• [Directions] Write out the material again word for word, dropping any images it holds.

[Data entries]
....................
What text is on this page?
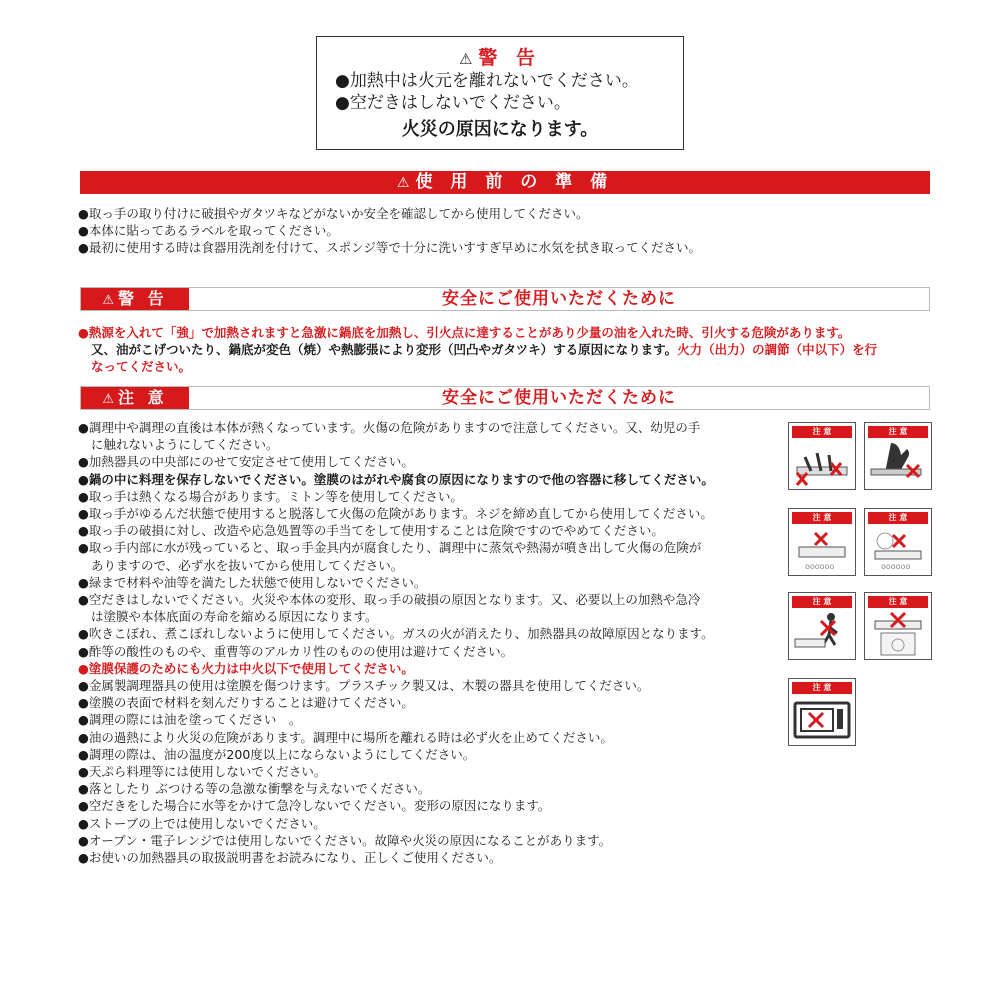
⚠ 警 告
●加熱中は火元を離れないでください。
●空だきはしないでください。
火災の原因になります。
⚠ 使 用 前 の 準 備
●取っ手の取り付けに破損やガタツキなどがないか安全を確認してから使用してください。
●本体に貼ってあるラベルを取ってください。
●最初に使用する時は食器用洗剤を付けて、スポンジ等で十分に洗いすすぎ早めに水気を拭き取ってください。
⚠ 警 告	安全にご使用いただくために
●熱源を入れて「強」で加熱されますと急激に鍋底を加熱し、引火点に達することがあり少量の油を入れた時、引火する危険があります。
又、油がこげついたり、鍋底が変色（焼）や熱膨張により変形（凹凸やガタツキ）する原因になります。火力（出力）の調節（中以下）を行
なってください。
⚠ 注 意	安全にご使用いただくために
●調理中や調理の直後は本体が熱くなっています。火傷の危険がありますので注意してください。又、幼児の手
に触れないようにしてください。
●加熱器具の中央部にのせて安定させて使用してください。
●鍋の中に料理を保存しないでください。塗膜のはがれや腐食の原因になりますので他の容器に移してください。
●取っ手は熱くなる場合があります。ミトン等を使用してください。
●取っ手がゆるんだ状態で使用すると脱落して火傷の危険があります。ネジを締め直してから使用してください。
●取っ手の破損に対し、改造や応急処置等の手当てをして使用することは危険ですのでやめてください。
●取っ手内部に水が残っていると、取っ手金具内が腐食したり、調理中に蒸気や熱湯が噴き出して火傷の危険が
ありますので、必ず水を抜いてから使用してください。
●緑まで材料や油等を満たした状態で使用しないでください。
●空だきはしないでください。火災や本体の変形、取っ手の破損の原因となります。又、必要以上の加熱や急冷
は塗膜や本体底面の寿命を縮める原因になります。
●吹きこぼれ、煮こぼれしないように使用してください。ガスの火が消えたり、加熱器具の故障原因となります。
●酢等の酸性のものや、重曹等のアルカリ性のものの使用は避けてください。
●塗膜保護のためにも火力は中火以下で使用してください。
●金属製調理器具の使用は塗膜を傷つけます。プラスチック製又は、木製の器具を使用してください。
●塗膜の表面で材料を刻んだりすることは避けてください。
●調理の際には油を塗ってください　。
●油の過熱により火災の危険があります。調理中に場所を離れる時は必ず火を止めてください。
●調理の際は、油の温度が200度以上にならないようにしてください。
●天ぷら料理等には使用しないでください。
●落としたり ぶつける等の急激な衝撃を与えないでください。
●空だきをした場合に水等をかけて急冷しないでください。変形の原因になります。
●ストーブの上では使用しないでください。
●オーブン・電子レンジでは使用しないでください。故障や火災の原因になることがあります。
●お使いの加熱器具の取扱説明書をお読みになり、正しくご使用ください。
注 意	注 意
注 意
oooooo
注 意
oooooo
注 意	注 意
注 意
....................
• [Response for this exercise]
What text is on this page?
⚠ 警 告
●加熱中は火元を離れないでください。
●空だきはしないでください。
火災の原因になります。
⚠ 使 用 前 の 準 備
●取っ手の取り付けに破損やガタツキなどがないか安全を確認してから使用してください。
●本体に貼ってあるラベルを取ってください。
●最初に使用する時は食器用洗剤を付けて、スポンジ等で十分に洗いすすぎ早めに水気を拭き取ってください。
⚠ 警 告	安全にご使用いただくために
●熱源を入れて「強」で加熱されますと急激に鍋底を加熱し、引火点に達することがあり少量の油を入れた時、引火する危険があります。
又、油がこげついたり、鍋底が変色（焼）や熱膨張により変形（凹凸やガタツキ）する原因になります。火力（出力）の調節（中以下）を行
なってください。
⚠ 注 意	安全にご使用いただくために
●調理中や調理の直後は本体が熱くなっています。火傷の危険がありますので注意してください。又、幼児の手
に触れないようにしてください。
●加熱器具の中央部にのせて安定させて使用してください。
●鍋の中に料理を保存しないでください。塗膜のはがれや腐食の原因になりますので他の容器に移してください。
●取っ手は熱くなる場合があります。ミトン等を使用してください。
●取っ手がゆるんだ状態で使用すると脱落して火傷の危険があります。ネジを締め直してから使用してください。
●取っ手の破損に対し、改造や応急処置等の手当てをして使用することは危険ですのでやめてください。
●取っ手内部に水が残っていると、取っ手金具内が腐食したり、調理中に蒸気や熱湯が噴き出して火傷の危険が
ありますので、必ず水を抜いてから使用してください。
●緑まで材料や油等を満たした状態で使用しないでください。
●空だきはしないでください。火災や本体の変形、取っ手の破損の原因となります。又、必要以上の加熱や急冷
は塗膜や本体底面の寿命を縮める原因になります。
●吹きこぼれ、煮こぼれしないように使用してください。ガスの火が消えたり、加熱器具の故障原因となります。
●酢等の酸性のものや、重曹等のアルカリ性のものの使用は避けてください。
●塗膜保護のためにも火力は中火以下で使用してください。
●金属製調理器具の使用は塗膜を傷つけます。プラスチック製又は、木製の器具を使用してください。
●塗膜の表面で材料を刻んだりすることは避けてください。
●調理の際には油を塗ってください　。
●油の過熱により火災の危険があります。調理中に場所を離れる時は必ず火を止めてください。
●調理の際は、油の温度が200度以上にならないようにしてください。
●天ぷら料理等には使用しないでください。
●落としたり ぶつける等の急激な衝撃を与えないでください。
●空だきをした場合に水等をかけて急冷しないでください。変形の原因になります。
●ストーブの上では使用しないでください。
●オーブン・電子レンジでは使用しないでください。故障や火災の原因になることがあります。
●お使いの加熱器具の取扱説明書をお読みになり、正しくご使用ください。
注 意	注 意
注 意
oooooo
注 意
oooooo
注 意	注 意
注 意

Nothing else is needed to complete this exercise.